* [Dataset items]
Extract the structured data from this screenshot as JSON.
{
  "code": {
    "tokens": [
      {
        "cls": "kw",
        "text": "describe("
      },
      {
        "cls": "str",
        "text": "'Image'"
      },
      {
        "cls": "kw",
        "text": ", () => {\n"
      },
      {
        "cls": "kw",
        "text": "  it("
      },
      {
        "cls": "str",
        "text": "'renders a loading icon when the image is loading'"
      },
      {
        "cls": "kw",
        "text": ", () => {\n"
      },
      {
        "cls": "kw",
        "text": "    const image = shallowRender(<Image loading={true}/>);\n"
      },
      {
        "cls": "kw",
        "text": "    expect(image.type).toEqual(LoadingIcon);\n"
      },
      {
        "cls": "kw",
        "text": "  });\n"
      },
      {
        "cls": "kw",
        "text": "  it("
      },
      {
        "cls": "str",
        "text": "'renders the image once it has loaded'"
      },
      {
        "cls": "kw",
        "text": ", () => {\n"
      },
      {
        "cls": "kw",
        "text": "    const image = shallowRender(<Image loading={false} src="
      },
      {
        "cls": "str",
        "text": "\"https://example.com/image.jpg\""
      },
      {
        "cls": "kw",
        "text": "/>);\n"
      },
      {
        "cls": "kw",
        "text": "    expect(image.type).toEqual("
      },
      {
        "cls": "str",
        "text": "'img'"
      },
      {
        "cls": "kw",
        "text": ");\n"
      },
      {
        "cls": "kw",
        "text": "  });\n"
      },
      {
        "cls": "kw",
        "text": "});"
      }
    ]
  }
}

* [DIRECTIVE] Repeat the material word for word, in full.

* [PROBLEM SOLUTION]
Extract the structured data from this screenshot as JSON.
{
  "code": {
    "tokens": [
      {
        "cls": "kw",
        "text": "describe("
      },
      {
        "cls": "str",
        "text": "'Image'"
      },
      {
        "cls": "kw",
        "text": ", () => {\n"
      },
      {
        "cls": "kw",
        "text": "  it("
      },
      {
        "cls": "str",
        "text": "'renders a loading icon when the image is loading'"
      },
      {
        "cls": "kw",
        "text": ", () => {\n"
      },
      {
        "cls": "kw",
        "text": "    const image = shallowRender(<Image loading={true}/>);\n"
      },
      {
        "cls": "kw",
        "text": "    expect(image.type).toEqual(LoadingIcon);\n"
      },
      {
        "cls": "kw",
        "text": "  });\n"
      },
      {
        "cls": "kw",
        "text": "  it("
      },
      {
        "cls": "str",
        "text": "'renders the image once it has loaded'"
      },
      {
        "cls": "kw",
        "text": ", () => {\n"
      },
      {
        "cls": "kw",
        "text": "    const image = shallowRender(<Image loading={false} src="
      },
      {
        "cls": "str",
        "text": "\"https://example.com/image.jpg\""
      },
      {
        "cls": "kw",
        "text": "/>);\n"
      },
      {
        "cls": "kw",
        "text": "    expect(image.type).toEqual("
      },
      {
        "cls": "str",
        "text": "'img'"
      },
      {
        "cls": "kw",
        "text": ");\n"
      },
      {
        "cls": "kw",
        "text": "  });\n"
      },
      {
        "cls": "kw",
        "text": "});"
      }
    ]
  }
}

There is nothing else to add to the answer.